**Task prompt**. Filter these entries, keeping only lines that hold the word "name".

═══ Supplied material ═══

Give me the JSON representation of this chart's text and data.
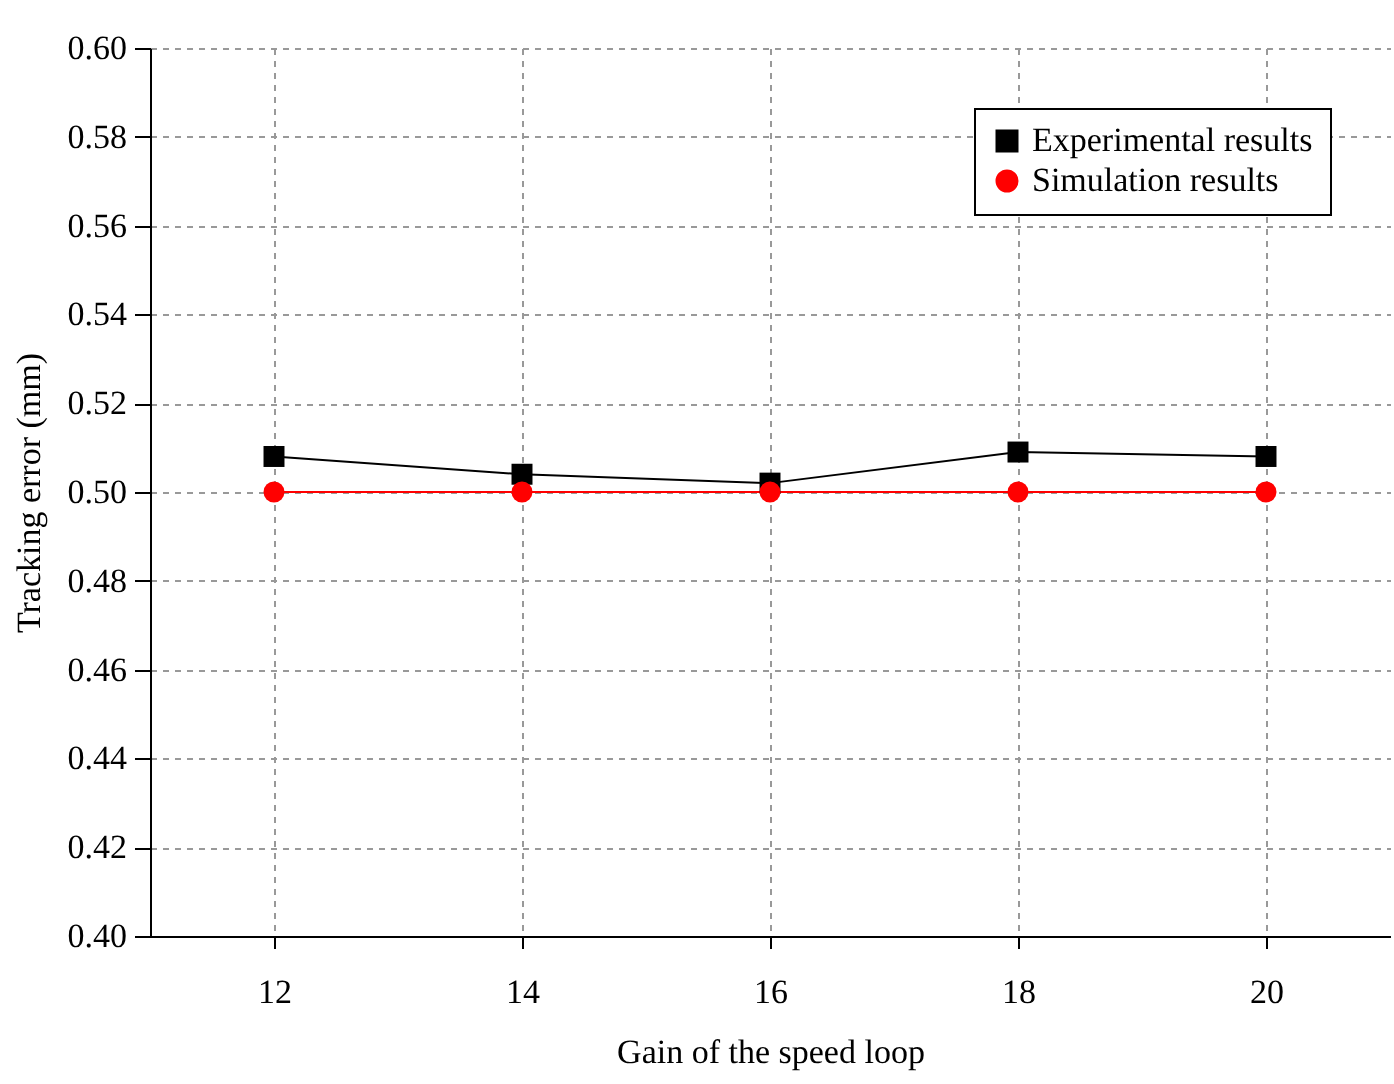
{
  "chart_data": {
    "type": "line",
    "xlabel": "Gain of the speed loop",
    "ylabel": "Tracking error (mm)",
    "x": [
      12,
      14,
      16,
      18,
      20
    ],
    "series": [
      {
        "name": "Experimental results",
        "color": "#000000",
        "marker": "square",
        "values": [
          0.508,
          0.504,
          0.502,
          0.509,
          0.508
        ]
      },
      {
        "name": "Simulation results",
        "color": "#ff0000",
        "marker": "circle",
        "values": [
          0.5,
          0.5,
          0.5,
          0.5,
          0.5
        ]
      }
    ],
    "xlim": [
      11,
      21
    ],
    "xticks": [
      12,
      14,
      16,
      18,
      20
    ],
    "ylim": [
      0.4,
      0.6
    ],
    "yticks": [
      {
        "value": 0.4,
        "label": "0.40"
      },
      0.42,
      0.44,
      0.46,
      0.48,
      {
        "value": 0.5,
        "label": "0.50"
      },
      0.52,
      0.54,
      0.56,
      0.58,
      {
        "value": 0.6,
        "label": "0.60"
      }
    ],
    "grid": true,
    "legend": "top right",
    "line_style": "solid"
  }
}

═══

**Solution to this problem**.
        "name": "Experimental results",
        "name": "Simulation results",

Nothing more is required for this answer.